- _Exercise aim_: Include the line containing "Transcribe the text in this document." and every line after it up to the end of the material below; reproduce them exactly and drop the pictures.

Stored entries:
⁂

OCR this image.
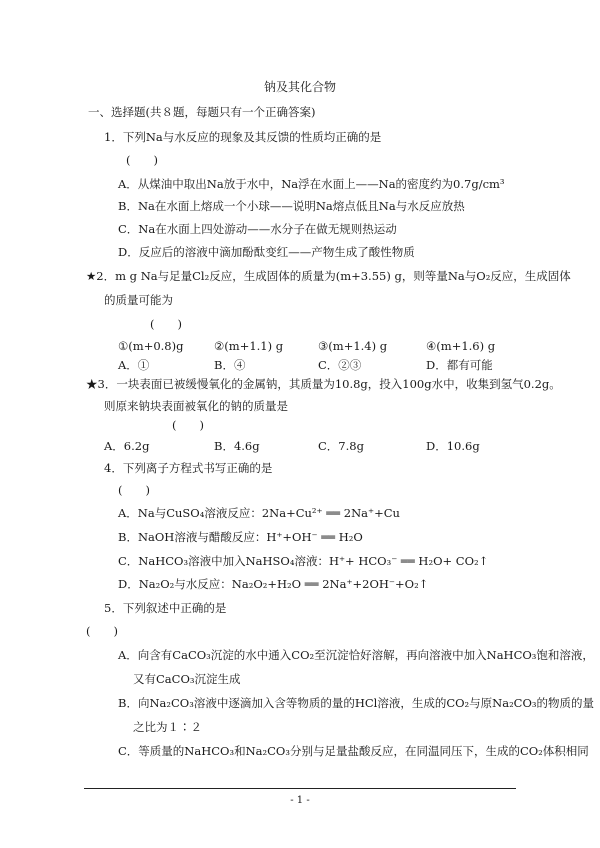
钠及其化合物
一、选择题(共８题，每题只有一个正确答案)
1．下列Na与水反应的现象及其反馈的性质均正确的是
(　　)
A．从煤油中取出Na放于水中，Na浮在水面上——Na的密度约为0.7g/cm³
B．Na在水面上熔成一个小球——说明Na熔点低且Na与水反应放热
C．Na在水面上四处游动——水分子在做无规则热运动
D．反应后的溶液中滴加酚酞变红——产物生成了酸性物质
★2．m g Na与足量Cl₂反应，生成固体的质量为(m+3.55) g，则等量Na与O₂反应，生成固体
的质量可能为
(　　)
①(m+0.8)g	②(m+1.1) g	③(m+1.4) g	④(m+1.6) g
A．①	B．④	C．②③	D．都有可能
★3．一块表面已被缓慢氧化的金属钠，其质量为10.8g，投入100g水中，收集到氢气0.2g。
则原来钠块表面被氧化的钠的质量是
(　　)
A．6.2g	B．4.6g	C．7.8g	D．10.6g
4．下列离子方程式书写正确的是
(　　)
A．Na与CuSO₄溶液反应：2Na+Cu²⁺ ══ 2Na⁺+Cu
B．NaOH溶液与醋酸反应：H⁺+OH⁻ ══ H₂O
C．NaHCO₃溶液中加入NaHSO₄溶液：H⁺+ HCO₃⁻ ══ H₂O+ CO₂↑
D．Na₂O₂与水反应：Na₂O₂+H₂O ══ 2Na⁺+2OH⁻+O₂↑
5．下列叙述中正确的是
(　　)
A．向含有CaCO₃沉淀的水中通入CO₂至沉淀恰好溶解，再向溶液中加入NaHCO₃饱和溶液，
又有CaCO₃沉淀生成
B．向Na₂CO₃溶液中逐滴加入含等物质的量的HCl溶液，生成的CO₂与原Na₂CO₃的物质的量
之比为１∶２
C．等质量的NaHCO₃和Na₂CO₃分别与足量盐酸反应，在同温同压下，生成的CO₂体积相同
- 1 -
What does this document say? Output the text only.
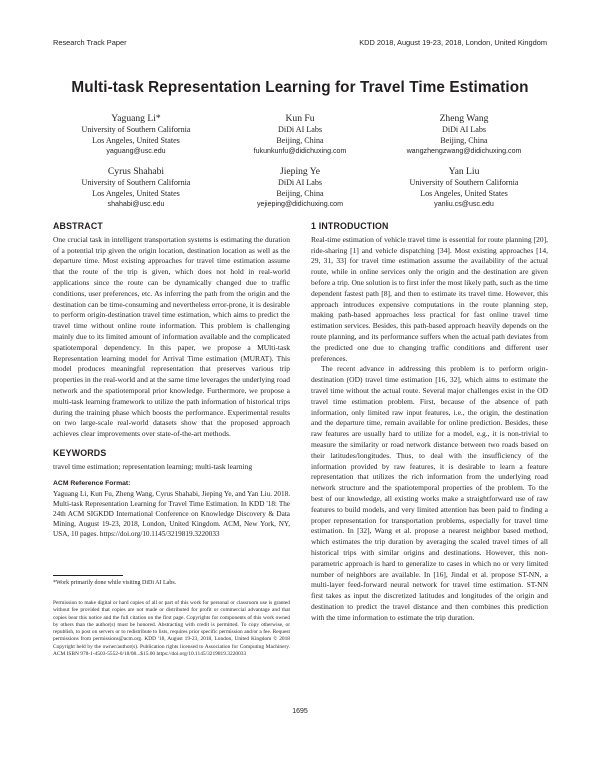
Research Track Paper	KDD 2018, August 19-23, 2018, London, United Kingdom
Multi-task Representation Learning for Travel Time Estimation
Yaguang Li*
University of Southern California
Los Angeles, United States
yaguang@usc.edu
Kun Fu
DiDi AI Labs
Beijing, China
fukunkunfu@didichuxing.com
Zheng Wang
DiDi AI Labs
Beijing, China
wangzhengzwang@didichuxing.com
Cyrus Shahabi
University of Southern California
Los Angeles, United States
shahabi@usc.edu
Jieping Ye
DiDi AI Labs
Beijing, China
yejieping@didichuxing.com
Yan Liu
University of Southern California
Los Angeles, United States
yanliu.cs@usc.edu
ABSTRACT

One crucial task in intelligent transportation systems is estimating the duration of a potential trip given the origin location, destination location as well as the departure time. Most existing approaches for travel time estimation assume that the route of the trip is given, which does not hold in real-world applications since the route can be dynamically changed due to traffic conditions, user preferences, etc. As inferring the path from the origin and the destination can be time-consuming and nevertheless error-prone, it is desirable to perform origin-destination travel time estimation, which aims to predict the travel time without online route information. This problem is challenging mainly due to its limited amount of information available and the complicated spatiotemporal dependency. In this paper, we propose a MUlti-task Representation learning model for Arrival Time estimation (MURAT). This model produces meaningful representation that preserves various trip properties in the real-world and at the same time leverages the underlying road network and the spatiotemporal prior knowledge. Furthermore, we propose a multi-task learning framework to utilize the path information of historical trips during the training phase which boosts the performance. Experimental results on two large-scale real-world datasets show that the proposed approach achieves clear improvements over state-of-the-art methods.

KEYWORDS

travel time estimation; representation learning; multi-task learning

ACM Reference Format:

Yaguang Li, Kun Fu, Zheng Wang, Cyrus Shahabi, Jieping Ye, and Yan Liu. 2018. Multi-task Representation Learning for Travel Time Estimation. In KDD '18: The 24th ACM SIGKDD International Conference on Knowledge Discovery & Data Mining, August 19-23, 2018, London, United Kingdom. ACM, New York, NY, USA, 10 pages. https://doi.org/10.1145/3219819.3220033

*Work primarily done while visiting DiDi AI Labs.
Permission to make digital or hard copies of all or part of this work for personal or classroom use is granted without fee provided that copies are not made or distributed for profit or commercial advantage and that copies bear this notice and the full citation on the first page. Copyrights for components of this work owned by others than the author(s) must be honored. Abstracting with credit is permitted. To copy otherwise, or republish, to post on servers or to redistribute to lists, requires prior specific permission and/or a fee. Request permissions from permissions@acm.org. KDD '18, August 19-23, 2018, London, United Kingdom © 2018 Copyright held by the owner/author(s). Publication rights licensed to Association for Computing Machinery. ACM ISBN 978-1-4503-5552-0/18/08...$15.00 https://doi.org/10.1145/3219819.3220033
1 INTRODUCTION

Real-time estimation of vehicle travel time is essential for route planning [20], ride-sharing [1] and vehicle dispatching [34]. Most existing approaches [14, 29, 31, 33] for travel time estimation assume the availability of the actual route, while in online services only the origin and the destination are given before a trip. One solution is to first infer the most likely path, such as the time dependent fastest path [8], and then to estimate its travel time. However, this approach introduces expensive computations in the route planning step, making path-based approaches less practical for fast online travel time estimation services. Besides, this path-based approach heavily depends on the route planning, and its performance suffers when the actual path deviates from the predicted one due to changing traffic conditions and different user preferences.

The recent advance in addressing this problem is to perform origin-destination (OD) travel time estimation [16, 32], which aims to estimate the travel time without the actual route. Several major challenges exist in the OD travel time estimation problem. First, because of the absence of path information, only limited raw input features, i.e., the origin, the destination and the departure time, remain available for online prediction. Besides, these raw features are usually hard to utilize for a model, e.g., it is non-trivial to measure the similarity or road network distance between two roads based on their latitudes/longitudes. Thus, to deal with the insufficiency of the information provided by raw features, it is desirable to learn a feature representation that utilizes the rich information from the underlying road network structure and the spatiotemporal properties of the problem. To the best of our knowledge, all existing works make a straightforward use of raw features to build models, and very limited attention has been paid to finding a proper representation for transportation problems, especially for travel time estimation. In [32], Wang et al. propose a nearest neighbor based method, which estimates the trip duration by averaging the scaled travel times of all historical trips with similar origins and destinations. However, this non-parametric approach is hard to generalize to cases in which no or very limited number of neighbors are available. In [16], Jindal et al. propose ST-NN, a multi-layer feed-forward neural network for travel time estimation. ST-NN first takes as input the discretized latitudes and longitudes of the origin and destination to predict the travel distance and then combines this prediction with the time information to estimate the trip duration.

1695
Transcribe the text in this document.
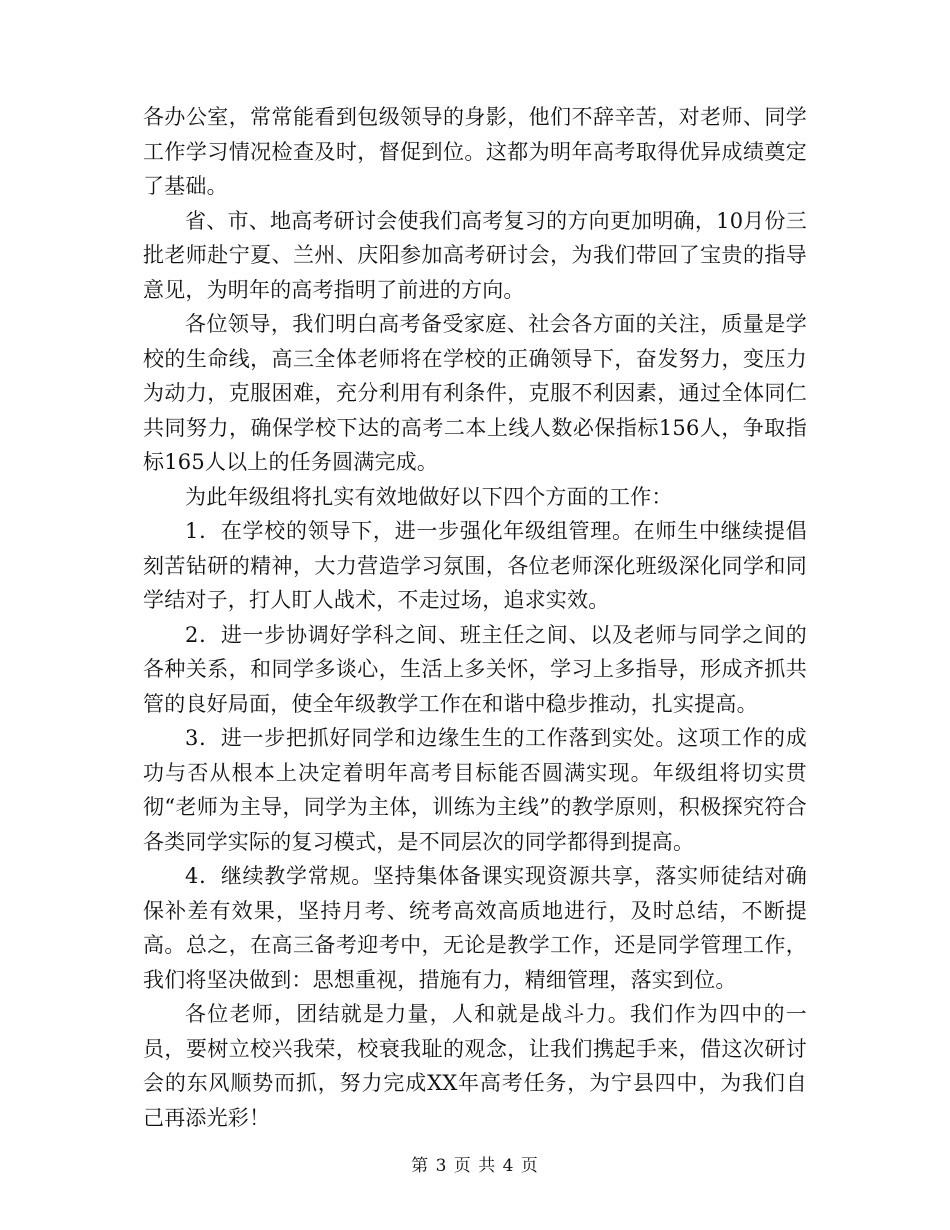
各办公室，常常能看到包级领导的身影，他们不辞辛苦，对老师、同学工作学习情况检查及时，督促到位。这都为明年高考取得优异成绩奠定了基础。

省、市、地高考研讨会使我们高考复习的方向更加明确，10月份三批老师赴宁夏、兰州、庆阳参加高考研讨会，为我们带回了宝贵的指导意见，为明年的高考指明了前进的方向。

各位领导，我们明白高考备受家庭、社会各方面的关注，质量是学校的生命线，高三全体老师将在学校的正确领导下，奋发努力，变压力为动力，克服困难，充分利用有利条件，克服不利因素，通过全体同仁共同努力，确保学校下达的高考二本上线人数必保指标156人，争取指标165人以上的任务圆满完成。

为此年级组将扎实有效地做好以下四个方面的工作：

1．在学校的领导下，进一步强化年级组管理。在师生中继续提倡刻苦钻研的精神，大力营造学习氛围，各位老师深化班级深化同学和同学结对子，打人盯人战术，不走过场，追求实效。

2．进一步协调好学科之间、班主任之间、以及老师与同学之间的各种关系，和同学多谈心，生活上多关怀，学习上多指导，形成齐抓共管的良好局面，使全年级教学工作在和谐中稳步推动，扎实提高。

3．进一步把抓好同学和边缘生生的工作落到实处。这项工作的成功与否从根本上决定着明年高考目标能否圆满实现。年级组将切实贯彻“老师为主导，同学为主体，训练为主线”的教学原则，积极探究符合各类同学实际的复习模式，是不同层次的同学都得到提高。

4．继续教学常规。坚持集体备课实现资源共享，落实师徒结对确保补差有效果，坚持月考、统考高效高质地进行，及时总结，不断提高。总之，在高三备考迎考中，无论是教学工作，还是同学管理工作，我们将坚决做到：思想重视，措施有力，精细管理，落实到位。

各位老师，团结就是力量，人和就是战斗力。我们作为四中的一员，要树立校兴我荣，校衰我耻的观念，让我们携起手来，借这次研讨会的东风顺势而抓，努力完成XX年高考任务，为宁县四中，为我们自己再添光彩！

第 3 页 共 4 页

⁂

- _Solution to the problem_:
Transcribe the text in this document.
各办公室，常常能看到包级领导的身影，他们不辞辛苦，对老师、同学工作学习情况检查及时，督促到位。这都为明年高考取得优异成绩奠定了基础。

省、市、地高考研讨会使我们高考复习的方向更加明确，10月份三批老师赴宁夏、兰州、庆阳参加高考研讨会，为我们带回了宝贵的指导意见，为明年的高考指明了前进的方向。

各位领导，我们明白高考备受家庭、社会各方面的关注，质量是学校的生命线，高三全体老师将在学校的正确领导下，奋发努力，变压力为动力，克服困难，充分利用有利条件，克服不利因素，通过全体同仁共同努力，确保学校下达的高考二本上线人数必保指标156人，争取指标165人以上的任务圆满完成。

为此年级组将扎实有效地做好以下四个方面的工作：

1．在学校的领导下，进一步强化年级组管理。在师生中继续提倡刻苦钻研的精神，大力营造学习氛围，各位老师深化班级深化同学和同学结对子，打人盯人战术，不走过场，追求实效。

2．进一步协调好学科之间、班主任之间、以及老师与同学之间的各种关系，和同学多谈心，生活上多关怀，学习上多指导，形成齐抓共管的良好局面，使全年级教学工作在和谐中稳步推动，扎实提高。

3．进一步把抓好同学和边缘生生的工作落到实处。这项工作的成功与否从根本上决定着明年高考目标能否圆满实现。年级组将切实贯彻“老师为主导，同学为主体，训练为主线”的教学原则，积极探究符合各类同学实际的复习模式，是不同层次的同学都得到提高。

4．继续教学常规。坚持集体备课实现资源共享，落实师徒结对确保补差有效果，坚持月考、统考高效高质地进行，及时总结，不断提高。总之，在高三备考迎考中，无论是教学工作，还是同学管理工作，我们将坚决做到：思想重视，措施有力，精细管理，落实到位。

各位老师，团结就是力量，人和就是战斗力。我们作为四中的一员，要树立校兴我荣，校衰我耻的观念，让我们携起手来，借这次研讨会的东风顺势而抓，努力完成XX年高考任务，为宁县四中，为我们自己再添光彩！

第 3 页 共 4 页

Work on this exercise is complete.